● BRIEF: No images are to be carried over; print all other material exactly as it stands.

(Dataset records)
##########

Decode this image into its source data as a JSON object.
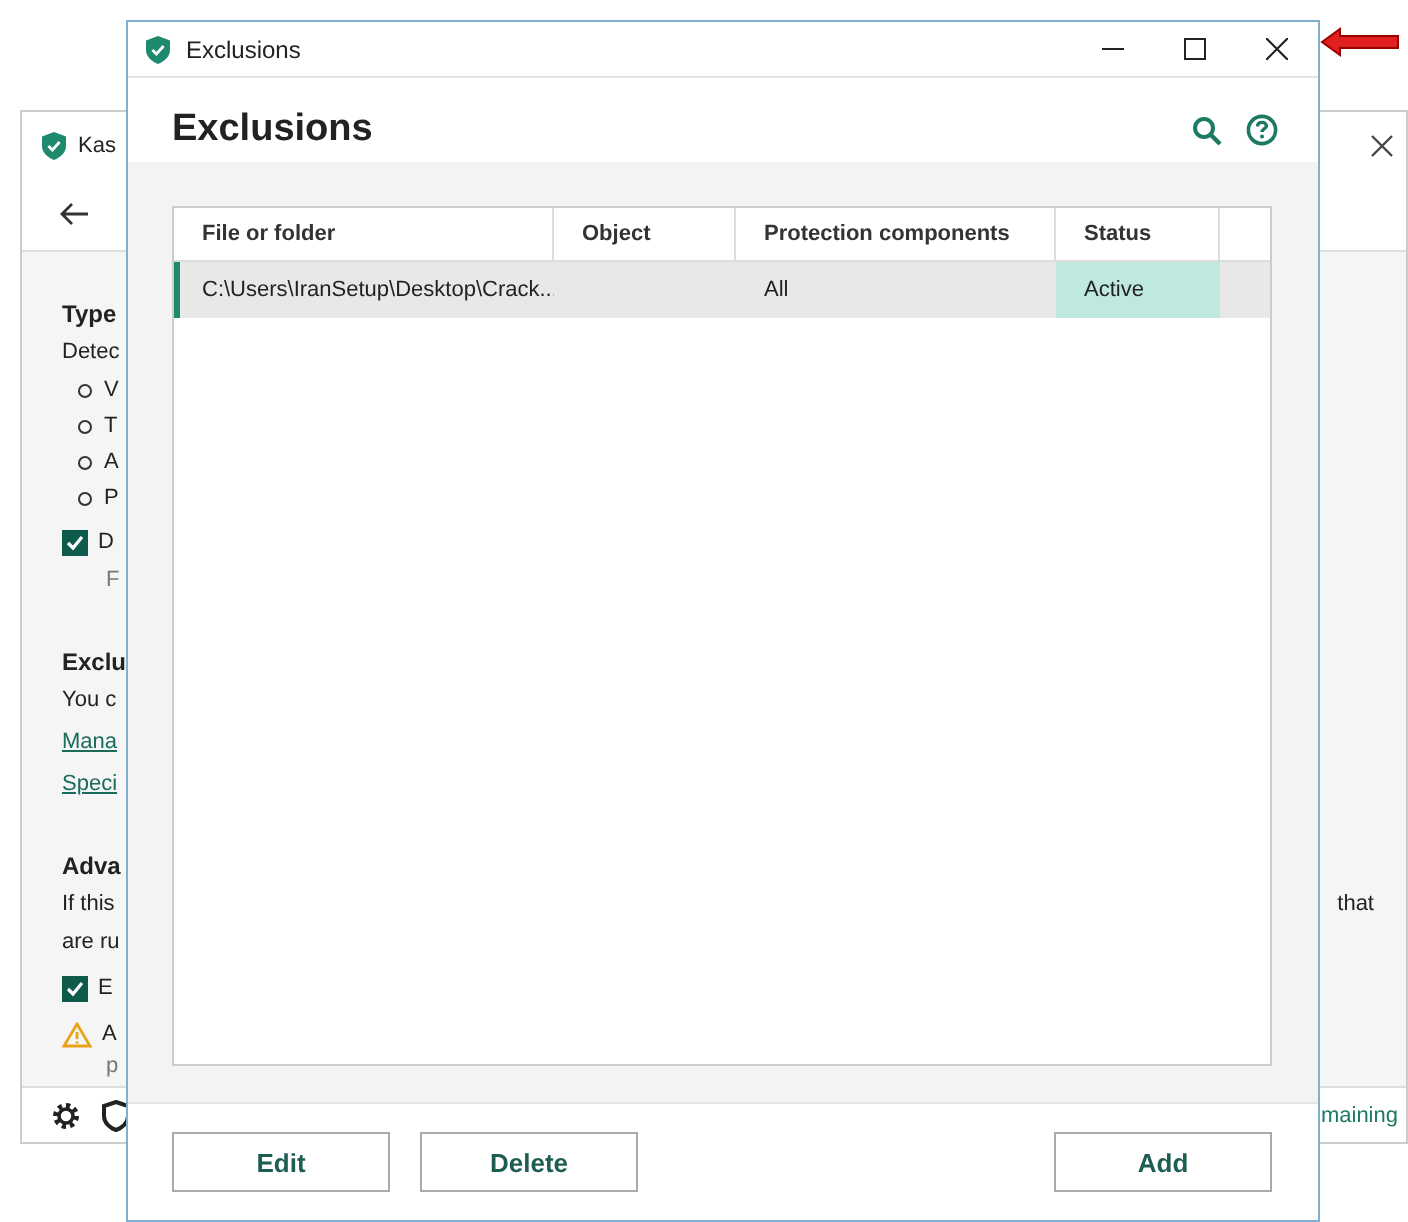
{
  "background_window": {
    "title": "Kas",
    "heading_1": "Type",
    "text_1": "Detec",
    "bullets": [
      "V",
      "T",
      "A",
      "P"
    ],
    "checkbox_1": {
      "label": "D",
      "checked": true
    },
    "hint_1": "F",
    "heading_2": "Exclu",
    "text_2": "You c",
    "links": [
      "Mana",
      "Speci"
    ],
    "heading_3": "Adva",
    "text_3": "If this",
    "text_3_right": "that",
    "text_4": "are ru",
    "checkbox_2": {
      "label": "E",
      "checked": true
    },
    "warning": {
      "text": "A",
      "subtext": "p"
    },
    "status_text": "maining"
  },
  "dialog": {
    "window_title": "Exclusions",
    "heading": "Exclusions",
    "table": {
      "columns": [
        "File or folder",
        "Object",
        "Protection components",
        "Status"
      ],
      "rows": [
        {
          "file_or_folder": "C:\\Users\\IranSetup\\Desktop\\Crack...",
          "object": "",
          "protection_components": "All",
          "status": "Active",
          "selected": true
        }
      ]
    },
    "buttons": [
      "Edit",
      "Delete",
      "Add"
    ]
  }
}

##########

● RESULT OF THIS EXERCISE:
Decode this image into its source data as a JSON object.
{
  "background_window": {
    "title": "Kas",
    "heading_1": "Type",
    "text_1": "Detec",
    "bullets": [
      "V",
      "T",
      "A",
      "P"
    ],
    "checkbox_1": {
      "label": "D",
      "checked": true
    },
    "hint_1": "F",
    "heading_2": "Exclu",
    "text_2": "You c",
    "links": [
      "Mana",
      "Speci"
    ],
    "heading_3": "Adva",
    "text_3": "If this",
    "text_3_right": "that",
    "text_4": "are ru",
    "checkbox_2": {
      "label": "E",
      "checked": true
    },
    "warning": {
      "text": "A",
      "subtext": "p"
    },
    "status_text": "maining"
  },
  "dialog": {
    "window_title": "Exclusions",
    "heading": "Exclusions",
    "table": {
      "columns": [
        "File or folder",
        "Object",
        "Protection components",
        "Status"
      ],
      "rows": [
        {
          "file_or_folder": "C:\\Users\\IranSetup\\Desktop\\Crack...",
          "object": "",
          "protection_components": "All",
          "status": "Active",
          "selected": true
        }
      ]
    },
    "buttons": [
      "Edit",
      "Delete",
      "Add"
    ]
  }
}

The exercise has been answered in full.